##### INPUT #####
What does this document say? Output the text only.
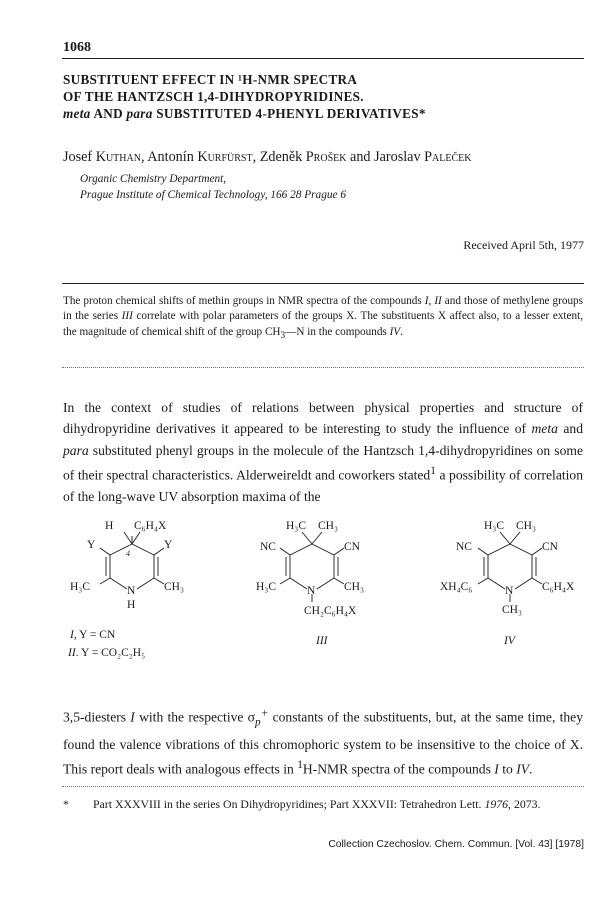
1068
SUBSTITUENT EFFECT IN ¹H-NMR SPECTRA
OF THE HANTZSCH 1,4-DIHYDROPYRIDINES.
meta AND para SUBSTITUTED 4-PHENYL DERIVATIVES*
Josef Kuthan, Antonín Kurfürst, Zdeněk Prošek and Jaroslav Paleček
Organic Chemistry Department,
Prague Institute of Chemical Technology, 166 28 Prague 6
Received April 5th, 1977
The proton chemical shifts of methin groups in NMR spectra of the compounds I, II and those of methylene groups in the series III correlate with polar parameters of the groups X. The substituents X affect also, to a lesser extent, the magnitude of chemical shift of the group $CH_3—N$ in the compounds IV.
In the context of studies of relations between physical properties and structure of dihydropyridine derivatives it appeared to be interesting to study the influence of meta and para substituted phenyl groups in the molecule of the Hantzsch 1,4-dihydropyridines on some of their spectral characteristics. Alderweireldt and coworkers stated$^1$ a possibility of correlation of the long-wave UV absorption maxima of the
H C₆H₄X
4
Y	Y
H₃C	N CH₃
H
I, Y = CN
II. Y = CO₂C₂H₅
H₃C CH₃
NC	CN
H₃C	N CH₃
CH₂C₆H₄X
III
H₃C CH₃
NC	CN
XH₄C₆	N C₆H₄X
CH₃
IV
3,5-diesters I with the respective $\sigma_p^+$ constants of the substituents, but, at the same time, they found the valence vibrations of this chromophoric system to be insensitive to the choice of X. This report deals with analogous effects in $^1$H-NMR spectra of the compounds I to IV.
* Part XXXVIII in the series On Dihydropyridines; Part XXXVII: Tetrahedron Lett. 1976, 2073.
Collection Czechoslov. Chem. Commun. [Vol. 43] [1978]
#####
▸ **GIVEN TASK**:
Across all the entries, count the lines that contain the word "groups" and give the number by itself.

▸ **TASK SOLUTION**:
2